═════ Listed records ═════

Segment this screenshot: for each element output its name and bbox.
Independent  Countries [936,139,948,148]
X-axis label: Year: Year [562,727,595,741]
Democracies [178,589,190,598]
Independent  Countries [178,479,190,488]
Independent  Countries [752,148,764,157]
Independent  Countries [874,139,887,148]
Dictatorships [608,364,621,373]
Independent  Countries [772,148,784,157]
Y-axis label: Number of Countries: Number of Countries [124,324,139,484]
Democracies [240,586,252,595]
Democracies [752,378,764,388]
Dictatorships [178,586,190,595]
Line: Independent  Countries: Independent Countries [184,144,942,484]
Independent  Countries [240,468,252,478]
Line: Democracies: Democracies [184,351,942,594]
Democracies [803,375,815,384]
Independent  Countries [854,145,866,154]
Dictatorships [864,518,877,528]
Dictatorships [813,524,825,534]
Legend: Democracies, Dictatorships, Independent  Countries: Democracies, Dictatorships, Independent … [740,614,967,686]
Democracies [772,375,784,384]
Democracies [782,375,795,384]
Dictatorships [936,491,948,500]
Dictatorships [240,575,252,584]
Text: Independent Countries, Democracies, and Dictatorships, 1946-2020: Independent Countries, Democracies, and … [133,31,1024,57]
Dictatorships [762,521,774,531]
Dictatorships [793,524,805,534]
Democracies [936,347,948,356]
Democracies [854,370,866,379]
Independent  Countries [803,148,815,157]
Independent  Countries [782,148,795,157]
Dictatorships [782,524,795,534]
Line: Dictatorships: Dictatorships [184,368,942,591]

═════

» **Instructions to follow**: Quote every line of the material above word for word, keeping each name, number, and bracket unchanged.

» **Reply**:
Segment this screenshot: for each element output its name and bbox.
Independent  Countries [936,139,948,148]
X-axis label: Year: Year [562,727,595,741]
Democracies [178,589,190,598]
Independent  Countries [178,479,190,488]
Independent  Countries [752,148,764,157]
Independent  Countries [874,139,887,148]
Dictatorships [608,364,621,373]
Independent  Countries [772,148,784,157]
Y-axis label: Number of Countries: Number of Countries [124,324,139,484]
Democracies [240,586,252,595]
Democracies [752,378,764,388]
Dictatorships [178,586,190,595]
Line: Independent  Countries: Independent Countries [184,144,942,484]
Independent  Countries [240,468,252,478]
Line: Democracies: Democracies [184,351,942,594]
Democracies [803,375,815,384]
Independent  Countries [854,145,866,154]
Dictatorships [864,518,877,528]
Dictatorships [813,524,825,534]
Legend: Democracies, Dictatorships, Independent  Countries: Democracies, Dictatorships, Independent … [740,614,967,686]
Democracies [772,375,784,384]
Democracies [782,375,795,384]
Dictatorships [936,491,948,500]
Dictatorships [240,575,252,584]
Text: Independent Countries, Democracies, and Dictatorships, 1946-2020: Independent Countries, Democracies, and … [133,31,1024,57]
Dictatorships [762,521,774,531]
Dictatorships [793,524,805,534]
Democracies [936,347,948,356]
Democracies [854,370,866,379]
Independent  Countries [803,148,815,157]
Independent  Countries [782,148,795,157]
Dictatorships [782,524,795,534]
Line: Dictatorships: Dictatorships [184,368,942,591]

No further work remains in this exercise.